## [Task goal]
Answer with a single number, the count of lines in the material below that contain the word "Cortex".

## [Extracted entries]

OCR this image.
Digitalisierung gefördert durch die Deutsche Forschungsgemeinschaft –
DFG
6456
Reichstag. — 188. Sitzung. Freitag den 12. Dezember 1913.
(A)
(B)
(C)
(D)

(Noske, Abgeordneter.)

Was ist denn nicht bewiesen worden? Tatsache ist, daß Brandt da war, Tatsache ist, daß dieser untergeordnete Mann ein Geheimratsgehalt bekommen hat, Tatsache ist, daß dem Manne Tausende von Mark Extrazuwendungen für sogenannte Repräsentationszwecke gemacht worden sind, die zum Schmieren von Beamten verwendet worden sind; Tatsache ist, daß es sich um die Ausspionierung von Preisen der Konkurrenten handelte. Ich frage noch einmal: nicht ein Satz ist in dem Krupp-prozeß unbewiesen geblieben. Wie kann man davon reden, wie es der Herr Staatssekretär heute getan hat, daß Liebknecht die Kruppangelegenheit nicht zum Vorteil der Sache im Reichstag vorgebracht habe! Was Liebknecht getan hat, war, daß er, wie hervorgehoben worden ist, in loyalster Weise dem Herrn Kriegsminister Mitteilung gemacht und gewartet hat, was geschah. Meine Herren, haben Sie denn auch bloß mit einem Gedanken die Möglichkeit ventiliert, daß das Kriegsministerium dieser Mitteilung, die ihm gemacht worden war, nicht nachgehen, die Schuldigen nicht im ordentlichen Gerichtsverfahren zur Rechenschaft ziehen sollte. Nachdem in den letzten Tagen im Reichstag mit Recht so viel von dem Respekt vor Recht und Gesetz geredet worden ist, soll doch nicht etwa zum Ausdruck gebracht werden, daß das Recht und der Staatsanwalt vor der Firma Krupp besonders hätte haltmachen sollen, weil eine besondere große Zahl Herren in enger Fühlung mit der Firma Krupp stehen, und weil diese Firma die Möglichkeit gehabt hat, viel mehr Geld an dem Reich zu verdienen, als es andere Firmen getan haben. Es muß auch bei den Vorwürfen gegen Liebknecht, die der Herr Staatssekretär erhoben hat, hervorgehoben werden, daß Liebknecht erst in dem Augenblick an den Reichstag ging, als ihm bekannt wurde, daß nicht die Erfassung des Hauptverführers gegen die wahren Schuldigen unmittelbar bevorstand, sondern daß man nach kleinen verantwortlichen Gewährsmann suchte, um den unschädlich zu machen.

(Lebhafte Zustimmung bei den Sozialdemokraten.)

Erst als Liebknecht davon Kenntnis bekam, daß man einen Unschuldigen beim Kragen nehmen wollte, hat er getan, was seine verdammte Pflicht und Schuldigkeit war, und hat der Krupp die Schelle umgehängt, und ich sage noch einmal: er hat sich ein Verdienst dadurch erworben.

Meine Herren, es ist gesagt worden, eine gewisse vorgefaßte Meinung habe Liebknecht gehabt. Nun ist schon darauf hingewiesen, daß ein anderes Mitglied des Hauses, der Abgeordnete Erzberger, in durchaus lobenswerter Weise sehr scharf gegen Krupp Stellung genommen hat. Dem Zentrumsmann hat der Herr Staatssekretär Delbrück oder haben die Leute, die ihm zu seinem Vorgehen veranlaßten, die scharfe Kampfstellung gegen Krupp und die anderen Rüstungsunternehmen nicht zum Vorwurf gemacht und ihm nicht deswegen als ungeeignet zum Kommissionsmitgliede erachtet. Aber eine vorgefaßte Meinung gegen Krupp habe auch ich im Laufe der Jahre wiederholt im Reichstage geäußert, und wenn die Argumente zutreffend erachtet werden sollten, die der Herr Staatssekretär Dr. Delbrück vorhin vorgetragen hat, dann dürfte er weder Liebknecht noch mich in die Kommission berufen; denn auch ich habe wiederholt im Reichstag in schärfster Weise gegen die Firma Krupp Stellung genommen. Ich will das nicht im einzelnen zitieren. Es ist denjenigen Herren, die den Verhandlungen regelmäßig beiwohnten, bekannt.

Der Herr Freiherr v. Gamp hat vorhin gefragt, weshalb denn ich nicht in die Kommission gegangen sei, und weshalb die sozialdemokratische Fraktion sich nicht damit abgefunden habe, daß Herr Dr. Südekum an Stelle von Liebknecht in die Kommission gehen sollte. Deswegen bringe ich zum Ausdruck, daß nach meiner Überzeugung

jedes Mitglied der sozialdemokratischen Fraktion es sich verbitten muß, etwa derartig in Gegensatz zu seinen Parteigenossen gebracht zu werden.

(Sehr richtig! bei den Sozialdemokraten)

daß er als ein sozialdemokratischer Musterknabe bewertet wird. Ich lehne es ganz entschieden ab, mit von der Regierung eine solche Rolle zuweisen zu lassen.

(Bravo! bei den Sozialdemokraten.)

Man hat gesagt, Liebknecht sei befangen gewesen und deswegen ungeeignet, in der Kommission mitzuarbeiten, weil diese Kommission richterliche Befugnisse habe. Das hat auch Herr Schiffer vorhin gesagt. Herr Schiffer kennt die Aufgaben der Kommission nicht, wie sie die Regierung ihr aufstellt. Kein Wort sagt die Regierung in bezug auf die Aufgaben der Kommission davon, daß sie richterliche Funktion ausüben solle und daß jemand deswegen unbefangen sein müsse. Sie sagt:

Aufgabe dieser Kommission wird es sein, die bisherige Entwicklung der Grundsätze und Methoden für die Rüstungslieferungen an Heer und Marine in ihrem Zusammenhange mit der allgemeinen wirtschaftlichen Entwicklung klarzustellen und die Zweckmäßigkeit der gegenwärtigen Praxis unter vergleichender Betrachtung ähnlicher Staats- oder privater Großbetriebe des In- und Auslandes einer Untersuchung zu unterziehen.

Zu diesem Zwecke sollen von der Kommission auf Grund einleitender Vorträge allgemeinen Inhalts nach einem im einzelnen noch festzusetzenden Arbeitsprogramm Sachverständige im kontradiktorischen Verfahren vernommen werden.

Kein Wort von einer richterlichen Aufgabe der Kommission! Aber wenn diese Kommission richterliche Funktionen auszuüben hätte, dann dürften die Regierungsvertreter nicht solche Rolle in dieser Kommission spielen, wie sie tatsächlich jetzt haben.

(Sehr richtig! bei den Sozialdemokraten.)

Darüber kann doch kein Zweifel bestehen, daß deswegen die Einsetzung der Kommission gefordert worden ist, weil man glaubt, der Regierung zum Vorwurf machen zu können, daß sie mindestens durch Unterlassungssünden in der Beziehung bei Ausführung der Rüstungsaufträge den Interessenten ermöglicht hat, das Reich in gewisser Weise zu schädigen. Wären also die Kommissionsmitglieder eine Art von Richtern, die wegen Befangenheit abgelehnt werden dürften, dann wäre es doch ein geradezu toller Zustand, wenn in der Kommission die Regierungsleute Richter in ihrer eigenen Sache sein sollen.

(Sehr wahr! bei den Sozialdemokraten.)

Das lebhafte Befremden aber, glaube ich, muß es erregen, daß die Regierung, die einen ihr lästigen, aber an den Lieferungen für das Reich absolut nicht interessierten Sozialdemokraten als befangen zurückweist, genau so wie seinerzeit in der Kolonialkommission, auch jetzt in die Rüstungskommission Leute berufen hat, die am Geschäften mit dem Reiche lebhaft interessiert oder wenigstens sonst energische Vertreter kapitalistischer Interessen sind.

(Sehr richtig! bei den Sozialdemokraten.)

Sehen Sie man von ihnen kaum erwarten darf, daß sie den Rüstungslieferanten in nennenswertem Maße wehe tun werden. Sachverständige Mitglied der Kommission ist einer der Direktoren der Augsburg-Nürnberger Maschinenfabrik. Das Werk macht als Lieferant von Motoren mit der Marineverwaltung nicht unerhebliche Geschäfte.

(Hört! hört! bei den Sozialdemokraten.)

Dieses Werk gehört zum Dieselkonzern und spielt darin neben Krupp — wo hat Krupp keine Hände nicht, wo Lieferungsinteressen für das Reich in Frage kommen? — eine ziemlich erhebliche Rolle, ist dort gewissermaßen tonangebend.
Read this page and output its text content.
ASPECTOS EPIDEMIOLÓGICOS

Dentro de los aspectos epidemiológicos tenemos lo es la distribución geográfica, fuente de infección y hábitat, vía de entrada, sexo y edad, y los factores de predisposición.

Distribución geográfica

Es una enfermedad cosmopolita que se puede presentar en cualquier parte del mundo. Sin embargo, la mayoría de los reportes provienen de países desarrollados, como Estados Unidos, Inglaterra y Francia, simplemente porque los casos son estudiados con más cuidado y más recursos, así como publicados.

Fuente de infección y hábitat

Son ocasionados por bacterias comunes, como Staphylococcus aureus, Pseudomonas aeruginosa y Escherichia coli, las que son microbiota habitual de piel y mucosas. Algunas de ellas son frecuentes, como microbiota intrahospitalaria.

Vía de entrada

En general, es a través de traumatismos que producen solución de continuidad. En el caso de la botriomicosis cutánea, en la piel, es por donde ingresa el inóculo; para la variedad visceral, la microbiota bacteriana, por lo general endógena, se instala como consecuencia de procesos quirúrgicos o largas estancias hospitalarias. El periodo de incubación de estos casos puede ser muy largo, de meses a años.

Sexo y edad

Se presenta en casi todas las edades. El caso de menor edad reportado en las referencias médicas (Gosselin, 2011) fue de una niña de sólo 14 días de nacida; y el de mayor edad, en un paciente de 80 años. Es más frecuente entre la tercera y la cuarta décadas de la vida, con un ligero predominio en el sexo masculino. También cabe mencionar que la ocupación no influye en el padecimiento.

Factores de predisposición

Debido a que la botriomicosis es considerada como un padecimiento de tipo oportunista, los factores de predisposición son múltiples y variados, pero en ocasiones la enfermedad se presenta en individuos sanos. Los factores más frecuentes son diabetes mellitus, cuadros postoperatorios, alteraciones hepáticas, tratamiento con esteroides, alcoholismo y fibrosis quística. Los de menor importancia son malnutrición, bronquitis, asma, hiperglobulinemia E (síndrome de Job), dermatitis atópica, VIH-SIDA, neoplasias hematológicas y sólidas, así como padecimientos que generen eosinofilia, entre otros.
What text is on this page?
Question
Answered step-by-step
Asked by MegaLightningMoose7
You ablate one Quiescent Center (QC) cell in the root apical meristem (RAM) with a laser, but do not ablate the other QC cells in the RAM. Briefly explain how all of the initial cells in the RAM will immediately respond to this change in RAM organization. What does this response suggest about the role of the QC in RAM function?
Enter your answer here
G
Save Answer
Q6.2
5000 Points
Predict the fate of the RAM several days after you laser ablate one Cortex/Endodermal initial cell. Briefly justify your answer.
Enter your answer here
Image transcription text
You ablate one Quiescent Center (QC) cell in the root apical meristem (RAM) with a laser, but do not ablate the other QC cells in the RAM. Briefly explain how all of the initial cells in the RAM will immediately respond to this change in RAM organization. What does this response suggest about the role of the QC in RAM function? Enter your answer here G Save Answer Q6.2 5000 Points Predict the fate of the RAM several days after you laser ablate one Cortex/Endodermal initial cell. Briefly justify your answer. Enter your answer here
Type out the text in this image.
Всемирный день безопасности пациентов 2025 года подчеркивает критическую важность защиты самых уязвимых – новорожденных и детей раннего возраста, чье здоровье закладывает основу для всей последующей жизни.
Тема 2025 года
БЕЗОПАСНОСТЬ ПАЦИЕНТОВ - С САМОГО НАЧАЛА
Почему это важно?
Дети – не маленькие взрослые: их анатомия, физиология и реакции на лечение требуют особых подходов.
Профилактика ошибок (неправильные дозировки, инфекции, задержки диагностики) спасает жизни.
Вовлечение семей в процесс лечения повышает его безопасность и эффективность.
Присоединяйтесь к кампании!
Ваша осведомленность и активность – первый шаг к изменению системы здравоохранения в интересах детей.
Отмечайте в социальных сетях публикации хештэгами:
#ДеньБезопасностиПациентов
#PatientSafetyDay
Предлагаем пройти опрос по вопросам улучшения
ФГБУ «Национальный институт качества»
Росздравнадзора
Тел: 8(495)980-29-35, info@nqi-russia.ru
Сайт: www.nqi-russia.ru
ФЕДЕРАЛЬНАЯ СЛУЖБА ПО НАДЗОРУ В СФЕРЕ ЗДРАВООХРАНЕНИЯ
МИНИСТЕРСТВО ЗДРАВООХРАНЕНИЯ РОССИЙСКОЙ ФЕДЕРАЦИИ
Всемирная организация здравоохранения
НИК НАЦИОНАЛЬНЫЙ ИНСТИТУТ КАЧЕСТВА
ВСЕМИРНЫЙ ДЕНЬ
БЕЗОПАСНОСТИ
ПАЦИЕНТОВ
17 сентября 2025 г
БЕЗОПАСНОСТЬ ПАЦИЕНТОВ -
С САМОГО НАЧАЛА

## [Solution for this task]
2